[AIM OF THE TASK] Each line of the data that includes "benefit" must be copied.

(Dataset rows about figures)
┌──

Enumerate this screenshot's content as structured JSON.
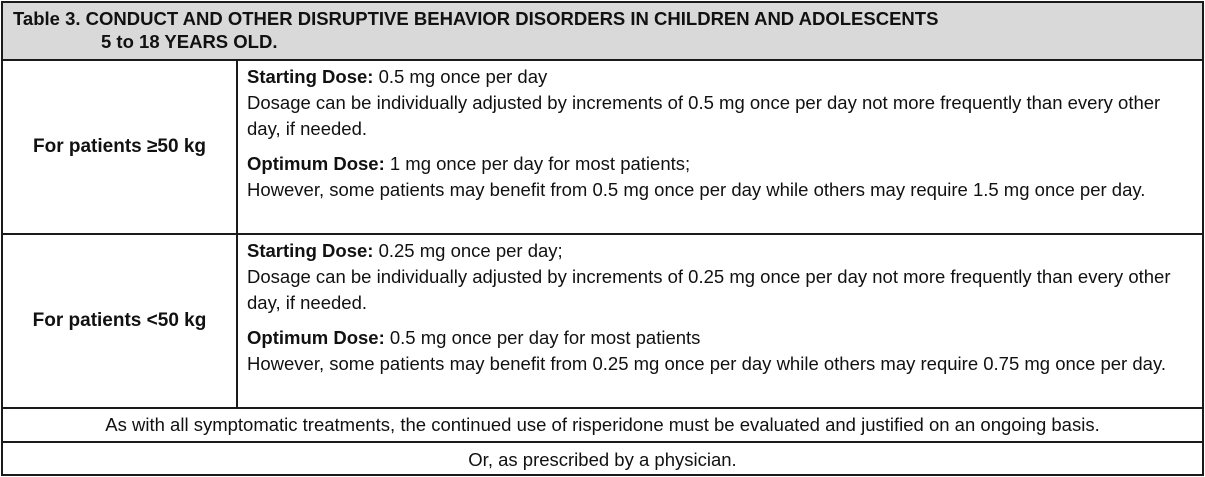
{
  "table": {
    "title_line1": "Table 3. CONDUCT AND OTHER DISRUPTIVE BEHAVIOR DISORDERS IN CHILDREN AND ADOLESCENTS",
    "title_line2": "5 to 18 YEARS OLD.",
    "rows": [
      {
        "label": "For patients ≥50 kg",
        "starting_label": "Starting Dose:",
        "starting_value": " 0.5 mg once per day",
        "starting_detail": "Dosage can be individually adjusted by increments of 0.5 mg once per day not more frequently than every other day, if needed.",
        "optimum_label": "Optimum Dose:",
        "optimum_value": " 1 mg once per day for most patients;",
        "optimum_detail": "However, some patients may benefit from 0.5 mg once per day while others may require 1.5 mg once per day."
      },
      {
        "label": "For patients <50 kg",
        "starting_label": "Starting Dose:",
        "starting_value": " 0.25 mg once per day;",
        "starting_detail": "Dosage can be individually adjusted by increments of 0.25 mg once per day not more frequently than every other day, if needed.",
        "optimum_label": "Optimum Dose:",
        "optimum_value": " 0.5 mg once per day for most patients",
        "optimum_detail": "However, some patients may benefit from 0.25 mg once per day while others may require 0.75 mg once per day."
      }
    ],
    "note": "As with all symptomatic treatments, the continued use of risperidone must be evaluated and justified on an ongoing basis.",
    "footer": "Or, as prescribed by a physician."
  }
}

└──

[ANSWER AREA]
        "optimum_detail": "However, some patients may benefit from 0.5 mg once per day while others may require 1.5 mg once per day."
        "optimum_detail": "However, some patients may benefit from 0.25 mg once per day while others may require 0.75 mg once per day."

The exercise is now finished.